Exercise task |
Go through the listing and return every line with "structured" in it.

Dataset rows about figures
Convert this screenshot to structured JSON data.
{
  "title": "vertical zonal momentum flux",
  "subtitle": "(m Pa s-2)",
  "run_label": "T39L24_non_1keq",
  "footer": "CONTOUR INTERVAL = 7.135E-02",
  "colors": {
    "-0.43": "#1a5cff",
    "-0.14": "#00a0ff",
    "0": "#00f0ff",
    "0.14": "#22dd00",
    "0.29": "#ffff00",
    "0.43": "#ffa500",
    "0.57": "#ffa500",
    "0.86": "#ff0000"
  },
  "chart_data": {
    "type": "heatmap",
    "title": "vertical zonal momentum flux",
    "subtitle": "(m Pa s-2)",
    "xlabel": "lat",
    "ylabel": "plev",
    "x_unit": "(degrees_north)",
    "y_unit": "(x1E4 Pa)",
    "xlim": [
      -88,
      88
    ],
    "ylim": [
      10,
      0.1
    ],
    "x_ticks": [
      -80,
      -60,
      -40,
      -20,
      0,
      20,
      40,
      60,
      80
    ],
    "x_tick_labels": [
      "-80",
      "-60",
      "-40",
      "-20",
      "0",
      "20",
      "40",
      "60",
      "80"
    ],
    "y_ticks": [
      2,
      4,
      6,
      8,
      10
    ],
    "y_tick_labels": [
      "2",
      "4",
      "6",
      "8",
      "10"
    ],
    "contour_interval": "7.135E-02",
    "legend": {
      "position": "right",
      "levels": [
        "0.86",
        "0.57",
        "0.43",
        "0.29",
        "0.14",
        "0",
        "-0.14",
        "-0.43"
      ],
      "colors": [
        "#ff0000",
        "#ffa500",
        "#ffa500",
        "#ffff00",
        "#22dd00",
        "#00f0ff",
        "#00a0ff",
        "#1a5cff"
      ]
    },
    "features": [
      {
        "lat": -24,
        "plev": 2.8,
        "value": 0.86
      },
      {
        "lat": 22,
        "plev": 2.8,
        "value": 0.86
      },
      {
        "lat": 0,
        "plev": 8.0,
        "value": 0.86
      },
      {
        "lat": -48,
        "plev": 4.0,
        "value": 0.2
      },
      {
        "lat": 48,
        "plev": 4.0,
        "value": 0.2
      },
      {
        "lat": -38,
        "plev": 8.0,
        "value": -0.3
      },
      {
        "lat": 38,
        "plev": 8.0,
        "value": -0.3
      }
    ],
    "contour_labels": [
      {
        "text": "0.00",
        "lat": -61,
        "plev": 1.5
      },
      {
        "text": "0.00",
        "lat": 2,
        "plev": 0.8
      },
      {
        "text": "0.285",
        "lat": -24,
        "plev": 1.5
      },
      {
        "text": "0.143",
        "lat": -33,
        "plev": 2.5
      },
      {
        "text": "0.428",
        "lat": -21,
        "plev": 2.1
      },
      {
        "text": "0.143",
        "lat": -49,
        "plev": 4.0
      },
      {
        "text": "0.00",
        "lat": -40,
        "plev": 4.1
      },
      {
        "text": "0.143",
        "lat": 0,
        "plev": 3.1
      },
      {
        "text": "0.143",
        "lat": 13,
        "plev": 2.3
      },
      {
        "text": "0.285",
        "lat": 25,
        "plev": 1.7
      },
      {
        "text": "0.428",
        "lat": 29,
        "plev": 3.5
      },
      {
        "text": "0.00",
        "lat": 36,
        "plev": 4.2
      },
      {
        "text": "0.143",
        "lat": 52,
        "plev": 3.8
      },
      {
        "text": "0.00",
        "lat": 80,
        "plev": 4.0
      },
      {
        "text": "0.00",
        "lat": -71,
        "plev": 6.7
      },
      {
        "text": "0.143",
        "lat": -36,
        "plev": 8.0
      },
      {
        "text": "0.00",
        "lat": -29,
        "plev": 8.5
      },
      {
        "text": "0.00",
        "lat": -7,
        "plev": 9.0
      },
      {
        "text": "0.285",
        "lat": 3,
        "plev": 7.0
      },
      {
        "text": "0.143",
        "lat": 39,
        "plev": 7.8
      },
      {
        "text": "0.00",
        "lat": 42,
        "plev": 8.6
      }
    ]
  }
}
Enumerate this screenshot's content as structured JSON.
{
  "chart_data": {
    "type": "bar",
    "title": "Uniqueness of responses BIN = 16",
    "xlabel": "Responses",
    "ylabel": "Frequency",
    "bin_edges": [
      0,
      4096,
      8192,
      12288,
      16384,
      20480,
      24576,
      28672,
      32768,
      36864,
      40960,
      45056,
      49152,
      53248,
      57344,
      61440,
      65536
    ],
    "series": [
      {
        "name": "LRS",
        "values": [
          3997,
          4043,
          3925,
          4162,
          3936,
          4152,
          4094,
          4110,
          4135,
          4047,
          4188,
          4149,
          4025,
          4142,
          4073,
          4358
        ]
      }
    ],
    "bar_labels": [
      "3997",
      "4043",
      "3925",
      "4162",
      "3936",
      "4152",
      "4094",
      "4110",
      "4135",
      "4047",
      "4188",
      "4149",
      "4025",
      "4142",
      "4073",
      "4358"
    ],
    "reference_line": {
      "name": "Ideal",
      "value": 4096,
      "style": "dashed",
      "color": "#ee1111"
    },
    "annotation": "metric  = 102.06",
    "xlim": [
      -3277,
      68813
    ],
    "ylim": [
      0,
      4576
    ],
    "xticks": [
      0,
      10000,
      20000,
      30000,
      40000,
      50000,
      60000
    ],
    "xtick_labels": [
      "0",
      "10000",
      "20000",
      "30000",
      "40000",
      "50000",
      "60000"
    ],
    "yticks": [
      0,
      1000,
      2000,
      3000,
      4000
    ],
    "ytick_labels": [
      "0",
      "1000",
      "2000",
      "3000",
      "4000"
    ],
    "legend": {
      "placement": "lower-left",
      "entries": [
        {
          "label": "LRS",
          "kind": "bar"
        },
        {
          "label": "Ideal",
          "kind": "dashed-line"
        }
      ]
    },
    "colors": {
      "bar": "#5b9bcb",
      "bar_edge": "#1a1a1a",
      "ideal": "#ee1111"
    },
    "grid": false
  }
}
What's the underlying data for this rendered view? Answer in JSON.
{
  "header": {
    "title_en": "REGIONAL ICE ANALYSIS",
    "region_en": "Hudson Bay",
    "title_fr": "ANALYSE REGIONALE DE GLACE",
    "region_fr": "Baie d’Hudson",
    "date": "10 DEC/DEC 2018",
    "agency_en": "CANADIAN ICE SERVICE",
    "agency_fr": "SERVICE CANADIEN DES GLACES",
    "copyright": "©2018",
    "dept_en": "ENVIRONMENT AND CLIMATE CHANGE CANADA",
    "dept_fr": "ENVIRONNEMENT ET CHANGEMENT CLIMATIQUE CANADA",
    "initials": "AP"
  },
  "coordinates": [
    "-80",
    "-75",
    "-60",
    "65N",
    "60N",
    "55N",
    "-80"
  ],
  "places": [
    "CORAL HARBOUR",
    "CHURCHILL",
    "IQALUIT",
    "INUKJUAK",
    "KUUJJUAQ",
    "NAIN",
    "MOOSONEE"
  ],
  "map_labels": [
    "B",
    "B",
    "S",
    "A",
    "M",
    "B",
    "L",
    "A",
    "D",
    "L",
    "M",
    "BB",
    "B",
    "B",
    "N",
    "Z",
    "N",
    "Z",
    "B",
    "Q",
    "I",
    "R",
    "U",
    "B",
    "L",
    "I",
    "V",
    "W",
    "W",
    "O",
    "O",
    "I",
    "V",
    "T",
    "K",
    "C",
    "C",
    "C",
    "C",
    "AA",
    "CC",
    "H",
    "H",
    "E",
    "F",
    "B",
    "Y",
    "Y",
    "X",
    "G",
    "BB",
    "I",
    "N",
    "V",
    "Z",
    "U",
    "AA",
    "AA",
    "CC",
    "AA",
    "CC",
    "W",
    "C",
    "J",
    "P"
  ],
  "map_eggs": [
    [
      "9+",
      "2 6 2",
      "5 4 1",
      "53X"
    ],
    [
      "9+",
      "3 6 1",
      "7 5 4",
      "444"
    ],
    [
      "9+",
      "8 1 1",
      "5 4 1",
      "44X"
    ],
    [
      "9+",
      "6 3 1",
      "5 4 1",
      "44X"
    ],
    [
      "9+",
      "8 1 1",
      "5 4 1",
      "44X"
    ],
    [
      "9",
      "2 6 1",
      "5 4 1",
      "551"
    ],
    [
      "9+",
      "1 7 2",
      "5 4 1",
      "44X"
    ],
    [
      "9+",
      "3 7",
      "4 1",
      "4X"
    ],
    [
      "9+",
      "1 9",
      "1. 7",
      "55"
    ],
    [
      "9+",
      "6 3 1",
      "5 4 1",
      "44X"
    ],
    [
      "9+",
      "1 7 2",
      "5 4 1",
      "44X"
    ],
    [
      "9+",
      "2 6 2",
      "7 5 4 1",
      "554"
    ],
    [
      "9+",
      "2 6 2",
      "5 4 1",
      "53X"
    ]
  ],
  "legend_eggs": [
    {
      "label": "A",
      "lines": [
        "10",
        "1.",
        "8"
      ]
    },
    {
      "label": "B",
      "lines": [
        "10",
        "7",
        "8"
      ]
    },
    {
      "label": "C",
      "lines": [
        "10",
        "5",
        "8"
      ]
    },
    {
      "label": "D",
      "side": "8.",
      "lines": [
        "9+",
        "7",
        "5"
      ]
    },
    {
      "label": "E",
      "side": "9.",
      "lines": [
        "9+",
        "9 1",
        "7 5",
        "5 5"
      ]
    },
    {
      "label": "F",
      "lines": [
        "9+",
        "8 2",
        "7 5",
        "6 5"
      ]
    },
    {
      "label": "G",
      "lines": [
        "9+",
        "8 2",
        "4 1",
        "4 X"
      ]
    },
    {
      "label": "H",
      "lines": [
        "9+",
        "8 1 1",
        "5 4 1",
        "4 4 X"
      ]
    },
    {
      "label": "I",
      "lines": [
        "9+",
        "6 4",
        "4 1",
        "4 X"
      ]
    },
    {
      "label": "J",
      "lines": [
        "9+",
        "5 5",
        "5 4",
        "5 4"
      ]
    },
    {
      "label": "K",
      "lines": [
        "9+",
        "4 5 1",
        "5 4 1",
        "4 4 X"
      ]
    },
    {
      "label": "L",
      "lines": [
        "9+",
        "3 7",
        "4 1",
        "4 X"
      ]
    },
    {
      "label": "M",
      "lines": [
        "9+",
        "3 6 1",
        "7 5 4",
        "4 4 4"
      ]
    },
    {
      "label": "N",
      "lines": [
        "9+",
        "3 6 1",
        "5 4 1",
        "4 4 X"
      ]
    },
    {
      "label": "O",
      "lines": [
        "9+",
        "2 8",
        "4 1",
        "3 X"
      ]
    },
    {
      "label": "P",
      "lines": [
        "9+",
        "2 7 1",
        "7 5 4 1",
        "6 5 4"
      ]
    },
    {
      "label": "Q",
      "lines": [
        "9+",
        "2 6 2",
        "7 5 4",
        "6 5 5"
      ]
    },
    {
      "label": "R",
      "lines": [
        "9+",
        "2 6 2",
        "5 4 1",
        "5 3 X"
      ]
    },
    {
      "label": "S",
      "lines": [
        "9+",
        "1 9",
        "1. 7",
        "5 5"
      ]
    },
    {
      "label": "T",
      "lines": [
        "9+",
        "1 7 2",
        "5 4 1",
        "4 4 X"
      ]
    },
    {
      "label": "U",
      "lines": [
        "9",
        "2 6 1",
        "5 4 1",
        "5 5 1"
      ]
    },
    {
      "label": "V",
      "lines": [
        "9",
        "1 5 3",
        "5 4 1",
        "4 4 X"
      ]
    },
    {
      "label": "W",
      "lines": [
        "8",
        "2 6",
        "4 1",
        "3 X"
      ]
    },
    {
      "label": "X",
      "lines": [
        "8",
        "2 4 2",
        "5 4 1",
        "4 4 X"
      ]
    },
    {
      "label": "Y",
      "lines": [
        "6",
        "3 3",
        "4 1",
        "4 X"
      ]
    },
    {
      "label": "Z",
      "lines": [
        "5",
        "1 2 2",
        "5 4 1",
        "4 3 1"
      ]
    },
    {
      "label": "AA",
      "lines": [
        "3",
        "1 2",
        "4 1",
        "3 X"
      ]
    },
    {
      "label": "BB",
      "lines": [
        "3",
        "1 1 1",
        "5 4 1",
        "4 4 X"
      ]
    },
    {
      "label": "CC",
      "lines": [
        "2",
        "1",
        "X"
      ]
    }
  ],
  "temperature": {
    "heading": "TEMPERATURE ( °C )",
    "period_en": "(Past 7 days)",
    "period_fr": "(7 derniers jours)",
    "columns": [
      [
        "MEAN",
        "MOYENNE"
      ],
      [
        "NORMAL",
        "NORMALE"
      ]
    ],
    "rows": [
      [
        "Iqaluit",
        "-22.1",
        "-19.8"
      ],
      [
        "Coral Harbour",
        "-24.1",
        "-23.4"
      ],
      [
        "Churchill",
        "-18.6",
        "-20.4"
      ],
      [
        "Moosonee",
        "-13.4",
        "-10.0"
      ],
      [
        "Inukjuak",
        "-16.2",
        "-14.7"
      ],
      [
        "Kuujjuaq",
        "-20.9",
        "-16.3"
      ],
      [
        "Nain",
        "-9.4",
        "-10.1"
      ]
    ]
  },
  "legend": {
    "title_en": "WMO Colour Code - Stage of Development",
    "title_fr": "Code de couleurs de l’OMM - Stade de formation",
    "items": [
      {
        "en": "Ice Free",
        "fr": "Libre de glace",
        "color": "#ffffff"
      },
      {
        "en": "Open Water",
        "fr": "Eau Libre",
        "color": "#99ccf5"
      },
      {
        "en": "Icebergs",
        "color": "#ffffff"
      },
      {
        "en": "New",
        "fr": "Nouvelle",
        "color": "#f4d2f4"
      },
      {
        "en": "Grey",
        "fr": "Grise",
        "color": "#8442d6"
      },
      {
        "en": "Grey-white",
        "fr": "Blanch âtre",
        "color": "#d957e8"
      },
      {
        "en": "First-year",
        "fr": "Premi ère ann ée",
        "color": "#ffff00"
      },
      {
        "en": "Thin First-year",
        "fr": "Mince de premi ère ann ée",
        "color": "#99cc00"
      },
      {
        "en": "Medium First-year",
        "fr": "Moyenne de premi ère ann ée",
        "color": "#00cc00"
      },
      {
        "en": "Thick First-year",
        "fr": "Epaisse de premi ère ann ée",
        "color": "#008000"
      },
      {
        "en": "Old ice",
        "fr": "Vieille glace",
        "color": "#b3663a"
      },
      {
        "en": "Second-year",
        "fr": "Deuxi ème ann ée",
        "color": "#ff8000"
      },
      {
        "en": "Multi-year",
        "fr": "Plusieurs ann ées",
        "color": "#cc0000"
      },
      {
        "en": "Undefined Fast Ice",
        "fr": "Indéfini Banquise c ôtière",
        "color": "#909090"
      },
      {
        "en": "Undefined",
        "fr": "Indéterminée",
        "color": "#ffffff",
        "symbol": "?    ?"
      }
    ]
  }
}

Task result |
Convert this screenshot to structured JSON data.
Enumerate this screenshot's content as structured JSON.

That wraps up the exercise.